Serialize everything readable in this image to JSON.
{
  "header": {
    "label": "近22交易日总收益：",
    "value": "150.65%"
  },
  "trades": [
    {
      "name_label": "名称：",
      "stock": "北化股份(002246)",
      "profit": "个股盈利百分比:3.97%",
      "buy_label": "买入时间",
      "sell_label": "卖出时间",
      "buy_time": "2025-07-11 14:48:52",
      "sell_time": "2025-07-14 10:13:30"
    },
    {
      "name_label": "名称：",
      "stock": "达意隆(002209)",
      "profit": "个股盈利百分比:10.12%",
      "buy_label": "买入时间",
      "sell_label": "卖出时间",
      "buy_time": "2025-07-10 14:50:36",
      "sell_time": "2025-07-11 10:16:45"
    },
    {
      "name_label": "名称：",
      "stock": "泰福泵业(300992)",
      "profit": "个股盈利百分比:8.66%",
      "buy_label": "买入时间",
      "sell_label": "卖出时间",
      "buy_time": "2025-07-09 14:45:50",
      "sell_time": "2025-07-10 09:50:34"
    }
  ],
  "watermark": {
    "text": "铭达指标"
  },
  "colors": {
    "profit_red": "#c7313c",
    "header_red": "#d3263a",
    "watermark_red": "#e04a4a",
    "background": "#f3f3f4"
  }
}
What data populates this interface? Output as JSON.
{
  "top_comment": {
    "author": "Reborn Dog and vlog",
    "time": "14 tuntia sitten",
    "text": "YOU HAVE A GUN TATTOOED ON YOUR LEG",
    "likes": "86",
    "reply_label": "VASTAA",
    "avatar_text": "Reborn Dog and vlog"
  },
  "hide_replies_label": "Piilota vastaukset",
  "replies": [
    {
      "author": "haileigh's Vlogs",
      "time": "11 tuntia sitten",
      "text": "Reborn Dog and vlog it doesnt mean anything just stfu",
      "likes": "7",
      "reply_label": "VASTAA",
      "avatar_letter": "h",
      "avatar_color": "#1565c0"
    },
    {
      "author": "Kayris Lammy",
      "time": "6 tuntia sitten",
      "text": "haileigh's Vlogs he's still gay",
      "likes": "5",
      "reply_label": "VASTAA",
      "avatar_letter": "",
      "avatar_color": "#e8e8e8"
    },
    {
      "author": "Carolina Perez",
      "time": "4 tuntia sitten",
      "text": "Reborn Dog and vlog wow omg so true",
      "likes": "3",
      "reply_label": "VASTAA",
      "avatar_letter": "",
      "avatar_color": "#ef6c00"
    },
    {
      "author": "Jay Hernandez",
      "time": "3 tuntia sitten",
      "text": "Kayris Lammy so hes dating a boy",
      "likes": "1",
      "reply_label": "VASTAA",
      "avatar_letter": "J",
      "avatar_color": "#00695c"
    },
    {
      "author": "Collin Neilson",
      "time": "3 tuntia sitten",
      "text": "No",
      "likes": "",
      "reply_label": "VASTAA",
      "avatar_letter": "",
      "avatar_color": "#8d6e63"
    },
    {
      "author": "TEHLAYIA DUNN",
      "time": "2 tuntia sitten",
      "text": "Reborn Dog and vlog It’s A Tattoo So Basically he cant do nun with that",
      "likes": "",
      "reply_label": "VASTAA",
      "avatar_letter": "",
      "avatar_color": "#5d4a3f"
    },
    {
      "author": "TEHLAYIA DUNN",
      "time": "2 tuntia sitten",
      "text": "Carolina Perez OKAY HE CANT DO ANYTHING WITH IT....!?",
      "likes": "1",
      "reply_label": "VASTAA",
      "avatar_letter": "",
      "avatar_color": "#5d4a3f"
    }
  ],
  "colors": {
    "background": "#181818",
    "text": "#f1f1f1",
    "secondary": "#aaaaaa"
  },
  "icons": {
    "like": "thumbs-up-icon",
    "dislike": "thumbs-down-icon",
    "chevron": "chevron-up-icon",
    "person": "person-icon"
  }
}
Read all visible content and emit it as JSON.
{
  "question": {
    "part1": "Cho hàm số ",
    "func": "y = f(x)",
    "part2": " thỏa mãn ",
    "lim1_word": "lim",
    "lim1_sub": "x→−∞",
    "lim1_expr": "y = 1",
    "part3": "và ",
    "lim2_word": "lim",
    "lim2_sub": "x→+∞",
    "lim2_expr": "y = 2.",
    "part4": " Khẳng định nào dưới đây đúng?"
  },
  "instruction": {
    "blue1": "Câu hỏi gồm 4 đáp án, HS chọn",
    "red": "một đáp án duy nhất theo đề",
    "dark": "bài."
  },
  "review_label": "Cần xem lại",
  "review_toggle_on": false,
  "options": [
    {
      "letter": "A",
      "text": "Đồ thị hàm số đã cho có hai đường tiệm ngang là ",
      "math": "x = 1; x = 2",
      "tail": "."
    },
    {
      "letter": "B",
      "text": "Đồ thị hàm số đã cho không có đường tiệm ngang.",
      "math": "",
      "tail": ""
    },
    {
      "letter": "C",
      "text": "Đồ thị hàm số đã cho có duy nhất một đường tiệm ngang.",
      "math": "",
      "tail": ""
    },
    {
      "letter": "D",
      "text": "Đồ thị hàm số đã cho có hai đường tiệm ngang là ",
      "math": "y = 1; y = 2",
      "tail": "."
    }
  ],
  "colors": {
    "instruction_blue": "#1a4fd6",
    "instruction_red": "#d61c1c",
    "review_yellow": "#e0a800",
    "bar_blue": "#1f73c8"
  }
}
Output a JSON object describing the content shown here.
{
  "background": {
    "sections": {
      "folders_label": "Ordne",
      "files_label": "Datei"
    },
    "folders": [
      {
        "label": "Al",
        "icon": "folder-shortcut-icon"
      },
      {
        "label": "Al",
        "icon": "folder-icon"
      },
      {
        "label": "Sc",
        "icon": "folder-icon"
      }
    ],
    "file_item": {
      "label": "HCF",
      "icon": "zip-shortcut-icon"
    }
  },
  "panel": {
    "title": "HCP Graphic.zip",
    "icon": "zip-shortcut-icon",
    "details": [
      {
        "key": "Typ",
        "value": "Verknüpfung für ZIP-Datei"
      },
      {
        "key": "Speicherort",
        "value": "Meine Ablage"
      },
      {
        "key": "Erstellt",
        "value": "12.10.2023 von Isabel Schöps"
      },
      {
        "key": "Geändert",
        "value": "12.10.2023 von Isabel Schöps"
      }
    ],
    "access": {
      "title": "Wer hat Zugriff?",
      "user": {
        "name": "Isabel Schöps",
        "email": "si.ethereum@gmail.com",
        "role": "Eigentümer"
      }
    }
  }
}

::::::::

Copy out the full set of records precisely, leaving nothing out.

Serialize everything readable in this image to JSON.
{
  "header": {
    "label": "近22交易日总收益：",
    "value": "150.65%"
  },
  "trades": [
    {
      "name_label": "名称：",
      "stock": "北化股份(002246)",
      "profit": "个股盈利百分比:3.97%",
      "buy_label": "买入时间",
      "sell_label": "卖出时间",
      "buy_time": "2025-07-11 14:48:52",
      "sell_time": "2025-07-14 10:13:30"
    },
    {
      "name_label": "名称：",
      "stock": "达意隆(002209)",
      "profit": "个股盈利百分比:10.12%",
      "buy_label": "买入时间",
      "sell_label": "卖出时间",
      "buy_time": "2025-07-10 14:50:36",
      "sell_time": "2025-07-11 10:16:45"
    },
    {
      "name_label": "名称：",
      "stock": "泰福泵业(300992)",
      "profit": "个股盈利百分比:8.66%",
      "buy_label": "买入时间",
      "sell_label": "卖出时间",
      "buy_time": "2025-07-09 14:45:50",
      "sell_time": "2025-07-10 09:50:34"
    }
  ],
  "watermark": {
    "text": "铭达指标"
  },
  "colors": {
    "profit_red": "#c7313c",
    "header_red": "#d3263a",
    "watermark_red": "#e04a4a",
    "background": "#f3f3f4"
  }
}
What data populates this interface? Output as JSON.
{
  "top_comment": {
    "author": "Reborn Dog and vlog",
    "time": "14 tuntia sitten",
    "text": "YOU HAVE A GUN TATTOOED ON YOUR LEG",
    "likes": "86",
    "reply_label": "VASTAA",
    "avatar_text": "Reborn Dog and vlog"
  },
  "hide_replies_label": "Piilota vastaukset",
  "replies": [
    {
      "author": "haileigh's Vlogs",
      "time": "11 tuntia sitten",
      "text": "Reborn Dog and vlog it doesnt mean anything just stfu",
      "likes": "7",
      "reply_label": "VASTAA",
      "avatar_letter": "h",
      "avatar_color": "#1565c0"
    },
    {
      "author": "Kayris Lammy",
      "time": "6 tuntia sitten",
      "text": "haileigh's Vlogs he's still gay",
      "likes": "5",
      "reply_label": "VASTAA",
      "avatar_letter": "",
      "avatar_color": "#e8e8e8"
    },
    {
      "author": "Carolina Perez",
      "time": "4 tuntia sitten",
      "text": "Reborn Dog and vlog wow omg so true",
      "likes": "3",
      "reply_label": "VASTAA",
      "avatar_letter": "",
      "avatar_color": "#ef6c00"
    },
    {
      "author": "Jay Hernandez",
      "time": "3 tuntia sitten",
      "text": "Kayris Lammy so hes dating a boy",
      "likes": "1",
      "reply_label": "VASTAA",
      "avatar_letter": "J",
      "avatar_color": "#00695c"
    },
    {
      "author": "Collin Neilson",
      "time": "3 tuntia sitten",
      "text": "No",
      "likes": "",
      "reply_label": "VASTAA",
      "avatar_letter": "",
      "avatar_color": "#8d6e63"
    },
    {
      "author": "TEHLAYIA DUNN",
      "time": "2 tuntia sitten",
      "text": "Reborn Dog and vlog It’s A Tattoo So Basically he cant do nun with that",
      "likes": "",
      "reply_label": "VASTAA",
      "avatar_letter": "",
      "avatar_color": "#5d4a3f"
    },
    {
      "author": "TEHLAYIA DUNN",
      "time": "2 tuntia sitten",
      "text": "Carolina Perez OKAY HE CANT DO ANYTHING WITH IT....!?",
      "likes": "1",
      "reply_label": "VASTAA",
      "avatar_letter": "",
      "avatar_color": "#5d4a3f"
    }
  ],
  "colors": {
    "background": "#181818",
    "text": "#f1f1f1",
    "secondary": "#aaaaaa"
  },
  "icons": {
    "like": "thumbs-up-icon",
    "dislike": "thumbs-down-icon",
    "chevron": "chevron-up-icon",
    "person": "person-icon"
  }
}
Read all visible content and emit it as JSON.
{
  "question": {
    "part1": "Cho hàm số ",
    "func": "y = f(x)",
    "part2": " thỏa mãn ",
    "lim1_word": "lim",
    "lim1_sub": "x→−∞",
    "lim1_expr": "y = 1",
    "part3": "và ",
    "lim2_word": "lim",
    "lim2_sub": "x→+∞",
    "lim2_expr": "y = 2.",
    "part4": " Khẳng định nào dưới đây đúng?"
  },
  "instruction": {
    "blue1": "Câu hỏi gồm 4 đáp án, HS chọn",
    "red": "một đáp án duy nhất theo đề",
    "dark": "bài."
  },
  "review_label": "Cần xem lại",
  "review_toggle_on": false,
  "options": [
    {
      "letter": "A",
      "text": "Đồ thị hàm số đã cho có hai đường tiệm ngang là ",
      "math": "x = 1; x = 2",
      "tail": "."
    },
    {
      "letter": "B",
      "text": "Đồ thị hàm số đã cho không có đường tiệm ngang.",
      "math": "",
      "tail": ""
    },
    {
      "letter": "C",
      "text": "Đồ thị hàm số đã cho có duy nhất một đường tiệm ngang.",
      "math": "",
      "tail": ""
    },
    {
      "letter": "D",
      "text": "Đồ thị hàm số đã cho có hai đường tiệm ngang là ",
      "math": "y = 1; y = 2",
      "tail": "."
    }
  ],
  "colors": {
    "instruction_blue": "#1a4fd6",
    "instruction_red": "#d61c1c",
    "review_yellow": "#e0a800",
    "bar_blue": "#1f73c8"
  }
}
Output a JSON object describing the content shown here.
{
  "background": {
    "sections": {
      "folders_label": "Ordne",
      "files_label": "Datei"
    },
    "folders": [
      {
        "label": "Al",
        "icon": "folder-shortcut-icon"
      },
      {
        "label": "Al",
        "icon": "folder-icon"
      },
      {
        "label": "Sc",
        "icon": "folder-icon"
      }
    ],
    "file_item": {
      "label": "HCF",
      "icon": "zip-shortcut-icon"
    }
  },
  "panel": {
    "title": "HCP Graphic.zip",
    "icon": "zip-shortcut-icon",
    "details": [
      {
        "key": "Typ",
        "value": "Verknüpfung für ZIP-Datei"
      },
      {
        "key": "Speicherort",
        "value": "Meine Ablage"
      },
      {
        "key": "Erstellt",
        "value": "12.10.2023 von Isabel Schöps"
      },
      {
        "key": "Geändert",
        "value": "12.10.2023 von Isabel Schöps"
      }
    ],
    "access": {
      "title": "Wer hat Zugriff?",
      "user": {
        "name": "Isabel Schöps",
        "email": "si.ethereum@gmail.com",
        "role": "Eigentümer"
      }
    }
  }
}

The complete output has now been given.